━━ Selected excerpt

I’m so excited to be part of the Creative Inc. blog tour! Today I am sharing an interview with the authors Meg Mateo Ilasco and Joy Deangdeelert Cho. I’ve been big fans of both Joy and Meg for a many years now. These talented ladies have been a huge inspiration to me especially with how well they run their own creative freelance businesses. Now they have gathered all their knowledge to share with everyone else. The book is extensive information about things like what you need to get started as a freelancer, promoting yourself, licensing your art, dealing with taxes, what contracts should look and lots more. Plus there are tons of helpful interviews with successful freelancers, agents, accountants and art directors. I am thrilled and honored that our company Also was interviewed for the book. Get a copy of the book here
Now here’s the interview:
How did this book come about and what made you two partner together to write it?
Joy: We met in 2007 after we did the Stationery Show together and quickly became long-distance friends. We often looked to each other for constructive feedback on our work and discussed working together on a project in the future. After the success of Meg’s book, Craft, Inc., Chronicle wanted to expand the series. We began brainstorming for ideas and with our joint backgrounds as freelancers, it was natural to write about that topic. We also felt there wasn’t a go-to bible in the market for any creative type looking to go freelance.
Meg: I pretty much just begged Joy to do a book with me. Tears were involved. She eventually caved in.
How is your book different from the other books that already exist about being an artistic freelancer?
Joy: There are various freelancer books out there, but most focus on one particular freelancing field. We wanted to create a book that combines several fields and includes things we felt were missing in other freelance books: relevant business advice, interviews with other freelancers in a range of creative fields (including you!), and approachable guidance on the highs and lows of all aspects of freelancing.

━━━━

Exercise 1:
Please list the kinds of people whose interviews the Creative Inc. interview says the book includes.
Exercise 2:
Write the next part of the Creative Inc. interview, starting after Joy's answer about how the book differs from other freelance books.
The lines after the Creative Inc. interview are separate material.

━━ Data section

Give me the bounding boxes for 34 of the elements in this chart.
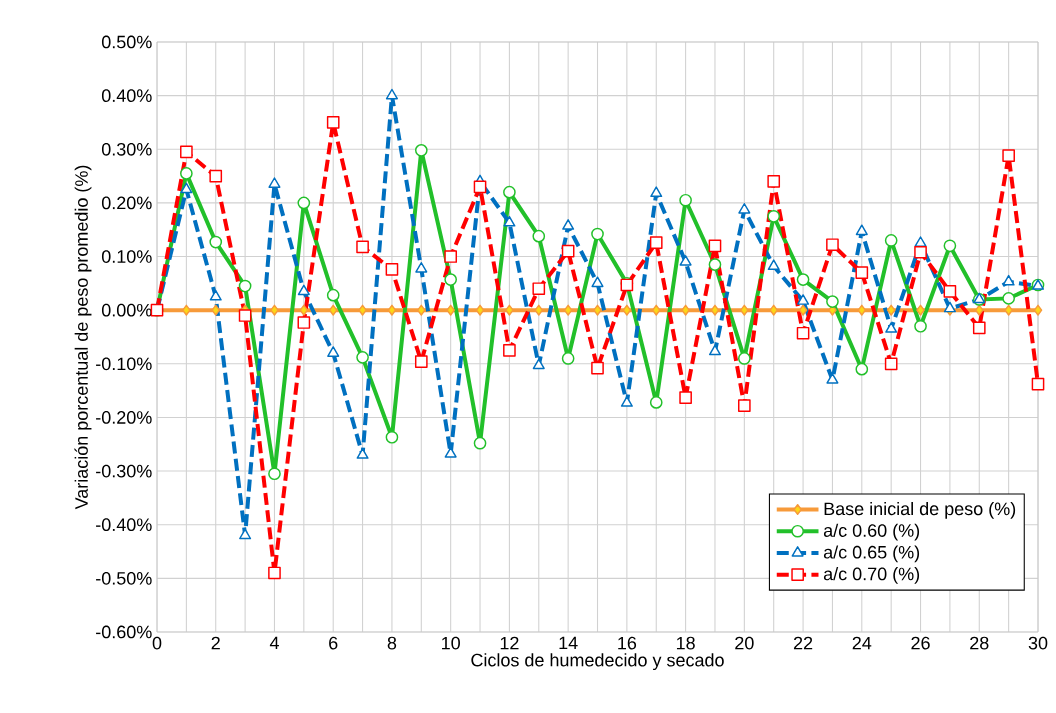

━━━━

Output 1:
Successful freelancers, agents, accountants, and art directors.

Output 2:
Meg: We’re in a golden age of creativity. With fields cross-pollinating and blurring–it’s hard to be just one type of creative in a single medium. Many creatives, like Joy and I, are “slashies” (i.e., illustrator/designer, photographer/director/stylist)–so we wanted to create a book that encompasses different kinds of creative freelancing. There is a lot of overlap across fields as well as differences you can learn from and apply to your own practice. In fact, the most interesting freelance practices I learned were from photographers–and I’m not a photographer!
As freelancers yourselves, what has been the toughest challenges you’ve had to face?
Joy: The toughest challenges are the irregularity of the business, changing from a regular paycheck, being your own boss, getting your own clients, and then managing it all. Those are the things that make most freelancing newbies (or those considering it) apprehensive. However, the upside is that once you’ve figured out how to manage those areas (which we cover in the book), those challenges become your rewards: the flexible schedule, getting to be your own boss, getting to choose clients, and having it all be on your terms.
While researching information for the book, did you learn any new things that have changed your own freelance business model?
Joy: We found the interviewees to be super inspiring and such a great a confirmation of the truism: if you want new opportunities, new clients, and new types of work, being pro-active and being a go-getter is the best way to make them happen. Most of the freelancers we interviewed didn’t start off with dream clients or the exact type of work they eventually wanted, but they created self-initiated work for their portfolio, took some jobs initially for very reasonable prices, or approached companies they’ve always wanted to work for. With hard work and perseverance, they started getting the jobs and clients they’ve always dreamt of. This has been a great reminder for our own businesses to never settle and keep going after the projects you want and haven’t done yet.
Which section of this book was the most fun for you to write? Which was the hardest?
Meg: It was fun to write Chapter 7, “Balancing Your Business and Personal Lives,” because it’s great to think of ways to recharge, relax, or step back from your business. It also gave us a moment to think about how to improve our own personal lives by toning down our workaholism. I can’t say there was ever a “hard” chapter. The best part about having a co-author is you can hand off a chapter to her and ask her to fill it with more information!
What is on the horizons for you guys?
Meg: Not much, just total world domination.
Ha! Thanks so much to Meg and Joy for such a useful book!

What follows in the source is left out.